→ **DATASET**:

★ ★ ★ ★

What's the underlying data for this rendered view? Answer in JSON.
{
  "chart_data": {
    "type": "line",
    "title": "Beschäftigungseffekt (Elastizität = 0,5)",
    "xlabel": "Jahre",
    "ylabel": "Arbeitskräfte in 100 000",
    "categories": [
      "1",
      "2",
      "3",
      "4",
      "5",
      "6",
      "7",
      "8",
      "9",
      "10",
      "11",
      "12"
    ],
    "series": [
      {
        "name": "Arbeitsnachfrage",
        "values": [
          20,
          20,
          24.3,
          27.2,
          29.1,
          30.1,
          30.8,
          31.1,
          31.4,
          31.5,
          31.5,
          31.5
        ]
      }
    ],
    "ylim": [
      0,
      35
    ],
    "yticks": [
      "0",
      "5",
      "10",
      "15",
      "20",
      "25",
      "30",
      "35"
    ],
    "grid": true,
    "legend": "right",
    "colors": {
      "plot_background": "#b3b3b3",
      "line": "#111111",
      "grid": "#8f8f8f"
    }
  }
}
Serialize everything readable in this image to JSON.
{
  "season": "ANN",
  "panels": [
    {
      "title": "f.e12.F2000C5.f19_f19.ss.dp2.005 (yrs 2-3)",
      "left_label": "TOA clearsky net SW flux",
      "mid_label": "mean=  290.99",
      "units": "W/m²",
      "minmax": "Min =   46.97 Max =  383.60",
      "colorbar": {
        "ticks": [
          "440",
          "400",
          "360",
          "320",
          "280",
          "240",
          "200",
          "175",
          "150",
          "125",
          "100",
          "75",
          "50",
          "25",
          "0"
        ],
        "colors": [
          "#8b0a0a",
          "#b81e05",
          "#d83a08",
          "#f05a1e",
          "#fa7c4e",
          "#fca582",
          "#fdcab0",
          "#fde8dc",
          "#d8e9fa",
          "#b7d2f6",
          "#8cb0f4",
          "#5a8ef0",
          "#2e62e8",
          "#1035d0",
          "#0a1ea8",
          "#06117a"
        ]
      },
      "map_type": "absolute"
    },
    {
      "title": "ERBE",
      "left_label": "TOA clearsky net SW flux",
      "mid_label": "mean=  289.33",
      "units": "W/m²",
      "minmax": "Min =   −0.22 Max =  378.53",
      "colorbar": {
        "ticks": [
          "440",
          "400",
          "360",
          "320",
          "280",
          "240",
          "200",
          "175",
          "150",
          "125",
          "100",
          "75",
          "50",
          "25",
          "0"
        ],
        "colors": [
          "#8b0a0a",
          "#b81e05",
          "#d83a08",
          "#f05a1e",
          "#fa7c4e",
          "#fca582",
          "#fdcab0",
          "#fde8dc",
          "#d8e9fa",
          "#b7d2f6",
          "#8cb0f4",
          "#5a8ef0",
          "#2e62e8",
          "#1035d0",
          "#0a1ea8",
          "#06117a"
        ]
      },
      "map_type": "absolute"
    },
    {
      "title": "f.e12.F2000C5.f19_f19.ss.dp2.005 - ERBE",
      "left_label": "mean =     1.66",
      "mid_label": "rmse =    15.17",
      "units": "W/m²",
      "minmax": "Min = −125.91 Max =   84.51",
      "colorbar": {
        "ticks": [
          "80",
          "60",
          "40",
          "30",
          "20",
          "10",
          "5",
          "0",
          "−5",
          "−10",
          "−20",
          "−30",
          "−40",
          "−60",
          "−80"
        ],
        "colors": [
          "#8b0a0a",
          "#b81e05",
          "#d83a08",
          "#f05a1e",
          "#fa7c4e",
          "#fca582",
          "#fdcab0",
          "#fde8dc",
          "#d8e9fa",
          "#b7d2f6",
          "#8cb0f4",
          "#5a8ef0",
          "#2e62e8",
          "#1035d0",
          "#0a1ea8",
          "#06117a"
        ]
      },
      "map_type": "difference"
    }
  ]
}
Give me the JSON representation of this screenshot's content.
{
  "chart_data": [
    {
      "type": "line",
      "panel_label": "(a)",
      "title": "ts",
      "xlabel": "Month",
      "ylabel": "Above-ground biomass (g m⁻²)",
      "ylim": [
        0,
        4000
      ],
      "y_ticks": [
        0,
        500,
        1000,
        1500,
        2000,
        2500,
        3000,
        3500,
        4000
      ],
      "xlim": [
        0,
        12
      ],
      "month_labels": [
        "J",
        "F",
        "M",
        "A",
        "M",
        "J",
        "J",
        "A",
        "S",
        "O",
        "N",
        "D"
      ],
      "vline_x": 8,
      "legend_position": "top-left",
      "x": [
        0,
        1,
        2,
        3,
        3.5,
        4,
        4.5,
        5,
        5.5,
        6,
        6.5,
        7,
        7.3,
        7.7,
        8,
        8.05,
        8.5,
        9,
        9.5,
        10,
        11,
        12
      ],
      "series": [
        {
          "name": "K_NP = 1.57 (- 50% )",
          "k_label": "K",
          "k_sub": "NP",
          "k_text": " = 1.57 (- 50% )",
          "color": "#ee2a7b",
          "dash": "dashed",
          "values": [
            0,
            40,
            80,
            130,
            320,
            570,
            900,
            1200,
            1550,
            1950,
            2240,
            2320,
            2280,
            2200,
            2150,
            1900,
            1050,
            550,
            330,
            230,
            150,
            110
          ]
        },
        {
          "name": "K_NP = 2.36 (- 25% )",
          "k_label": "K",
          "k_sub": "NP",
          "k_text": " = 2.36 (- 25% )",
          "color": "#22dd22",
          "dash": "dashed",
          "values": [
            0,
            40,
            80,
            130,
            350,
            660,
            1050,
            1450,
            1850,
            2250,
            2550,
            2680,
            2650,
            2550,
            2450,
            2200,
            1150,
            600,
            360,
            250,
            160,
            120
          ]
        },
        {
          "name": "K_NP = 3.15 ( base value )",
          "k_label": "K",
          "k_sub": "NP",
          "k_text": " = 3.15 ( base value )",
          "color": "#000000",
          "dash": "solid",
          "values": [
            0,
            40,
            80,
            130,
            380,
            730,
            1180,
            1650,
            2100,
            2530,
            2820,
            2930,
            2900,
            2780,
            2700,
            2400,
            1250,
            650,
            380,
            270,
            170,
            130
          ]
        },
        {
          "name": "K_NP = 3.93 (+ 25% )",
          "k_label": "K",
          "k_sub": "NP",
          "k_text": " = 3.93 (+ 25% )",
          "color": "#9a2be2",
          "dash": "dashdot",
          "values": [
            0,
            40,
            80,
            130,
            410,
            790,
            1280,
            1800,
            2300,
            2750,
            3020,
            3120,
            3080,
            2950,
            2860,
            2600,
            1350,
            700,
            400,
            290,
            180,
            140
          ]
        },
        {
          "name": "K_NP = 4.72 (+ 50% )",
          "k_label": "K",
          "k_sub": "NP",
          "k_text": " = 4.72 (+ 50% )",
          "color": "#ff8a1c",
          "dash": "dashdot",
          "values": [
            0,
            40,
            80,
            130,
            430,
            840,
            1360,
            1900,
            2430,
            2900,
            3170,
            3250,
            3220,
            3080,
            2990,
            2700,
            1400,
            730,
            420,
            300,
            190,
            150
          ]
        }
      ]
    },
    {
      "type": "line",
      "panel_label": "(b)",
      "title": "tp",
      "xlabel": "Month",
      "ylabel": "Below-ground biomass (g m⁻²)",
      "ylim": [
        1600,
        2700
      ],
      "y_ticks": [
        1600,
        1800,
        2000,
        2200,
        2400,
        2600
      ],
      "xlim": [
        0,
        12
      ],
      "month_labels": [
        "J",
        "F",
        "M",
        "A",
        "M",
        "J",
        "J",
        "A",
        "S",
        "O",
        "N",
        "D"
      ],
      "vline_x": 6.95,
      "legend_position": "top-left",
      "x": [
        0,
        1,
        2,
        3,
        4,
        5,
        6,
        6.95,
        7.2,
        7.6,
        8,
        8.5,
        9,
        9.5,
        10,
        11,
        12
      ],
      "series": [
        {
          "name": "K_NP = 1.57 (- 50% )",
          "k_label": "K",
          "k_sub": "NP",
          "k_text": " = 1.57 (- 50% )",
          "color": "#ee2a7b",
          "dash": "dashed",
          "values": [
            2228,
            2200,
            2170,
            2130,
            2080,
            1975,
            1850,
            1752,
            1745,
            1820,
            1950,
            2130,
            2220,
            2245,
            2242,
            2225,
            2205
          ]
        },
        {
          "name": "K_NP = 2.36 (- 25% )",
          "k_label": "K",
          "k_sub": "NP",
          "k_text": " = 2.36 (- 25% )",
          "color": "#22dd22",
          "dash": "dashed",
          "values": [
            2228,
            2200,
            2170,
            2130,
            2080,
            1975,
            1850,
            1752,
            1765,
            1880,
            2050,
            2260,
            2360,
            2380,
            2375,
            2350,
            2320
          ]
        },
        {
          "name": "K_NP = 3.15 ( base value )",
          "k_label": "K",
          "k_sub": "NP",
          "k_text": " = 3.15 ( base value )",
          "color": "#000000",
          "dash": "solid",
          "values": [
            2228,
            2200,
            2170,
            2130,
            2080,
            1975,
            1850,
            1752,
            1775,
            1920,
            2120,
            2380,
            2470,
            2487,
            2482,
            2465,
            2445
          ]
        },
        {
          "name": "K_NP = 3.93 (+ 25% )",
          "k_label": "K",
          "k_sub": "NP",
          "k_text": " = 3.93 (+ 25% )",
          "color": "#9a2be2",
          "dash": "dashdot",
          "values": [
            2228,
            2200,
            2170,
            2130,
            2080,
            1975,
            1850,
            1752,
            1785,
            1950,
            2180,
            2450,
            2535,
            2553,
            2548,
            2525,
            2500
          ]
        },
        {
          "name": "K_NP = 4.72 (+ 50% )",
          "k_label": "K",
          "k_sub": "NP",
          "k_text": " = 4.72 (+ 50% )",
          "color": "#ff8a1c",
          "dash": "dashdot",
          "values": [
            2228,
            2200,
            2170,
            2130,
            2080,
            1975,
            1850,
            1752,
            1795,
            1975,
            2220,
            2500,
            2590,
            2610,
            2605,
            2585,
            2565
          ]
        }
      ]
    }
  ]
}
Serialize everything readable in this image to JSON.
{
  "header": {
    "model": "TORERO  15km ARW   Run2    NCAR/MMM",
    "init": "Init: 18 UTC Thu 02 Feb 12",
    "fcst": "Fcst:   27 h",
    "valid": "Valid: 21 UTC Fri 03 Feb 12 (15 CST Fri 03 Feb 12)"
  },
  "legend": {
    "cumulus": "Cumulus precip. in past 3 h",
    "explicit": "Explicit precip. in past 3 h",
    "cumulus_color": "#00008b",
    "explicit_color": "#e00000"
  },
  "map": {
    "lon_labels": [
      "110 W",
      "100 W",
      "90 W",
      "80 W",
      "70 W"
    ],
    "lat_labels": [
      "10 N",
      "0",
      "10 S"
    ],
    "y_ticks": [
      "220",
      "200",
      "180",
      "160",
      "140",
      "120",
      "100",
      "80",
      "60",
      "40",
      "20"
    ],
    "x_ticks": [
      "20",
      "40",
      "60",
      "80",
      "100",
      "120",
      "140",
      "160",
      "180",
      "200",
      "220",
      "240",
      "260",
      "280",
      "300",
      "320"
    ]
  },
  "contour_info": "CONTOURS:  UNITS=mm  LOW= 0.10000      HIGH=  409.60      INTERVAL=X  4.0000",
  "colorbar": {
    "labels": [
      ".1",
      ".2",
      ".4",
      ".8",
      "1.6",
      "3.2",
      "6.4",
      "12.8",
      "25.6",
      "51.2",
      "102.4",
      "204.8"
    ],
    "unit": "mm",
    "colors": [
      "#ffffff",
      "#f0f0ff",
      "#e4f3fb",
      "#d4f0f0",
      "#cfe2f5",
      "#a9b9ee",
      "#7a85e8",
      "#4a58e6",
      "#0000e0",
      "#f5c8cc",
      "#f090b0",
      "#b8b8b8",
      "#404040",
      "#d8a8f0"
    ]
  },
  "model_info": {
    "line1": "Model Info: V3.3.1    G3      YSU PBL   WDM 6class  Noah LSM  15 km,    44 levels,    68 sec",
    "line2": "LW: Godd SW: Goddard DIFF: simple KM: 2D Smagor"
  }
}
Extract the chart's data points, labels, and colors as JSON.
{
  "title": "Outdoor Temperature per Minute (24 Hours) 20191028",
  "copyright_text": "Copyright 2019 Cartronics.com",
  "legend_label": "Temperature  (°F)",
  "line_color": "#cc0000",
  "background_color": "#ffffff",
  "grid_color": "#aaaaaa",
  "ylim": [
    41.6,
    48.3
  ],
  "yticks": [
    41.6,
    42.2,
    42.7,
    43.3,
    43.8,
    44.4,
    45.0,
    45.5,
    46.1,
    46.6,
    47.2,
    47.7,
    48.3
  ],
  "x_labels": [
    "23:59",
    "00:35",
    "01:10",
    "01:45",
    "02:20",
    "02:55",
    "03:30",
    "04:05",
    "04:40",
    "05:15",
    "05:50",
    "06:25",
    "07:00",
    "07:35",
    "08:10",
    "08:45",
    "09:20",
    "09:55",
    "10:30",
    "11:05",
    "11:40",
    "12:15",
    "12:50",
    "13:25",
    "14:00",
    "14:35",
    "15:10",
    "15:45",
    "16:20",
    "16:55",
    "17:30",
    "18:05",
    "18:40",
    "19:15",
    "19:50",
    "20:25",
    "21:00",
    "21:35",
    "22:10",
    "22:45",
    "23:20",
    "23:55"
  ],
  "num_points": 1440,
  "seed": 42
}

★ ★ ★ ★

→ **JOB**:
Check each line of the data above for the string "title", then report how many lines have it, with no other words.

→ **ANSWER TO THIS PROBLEM**:
7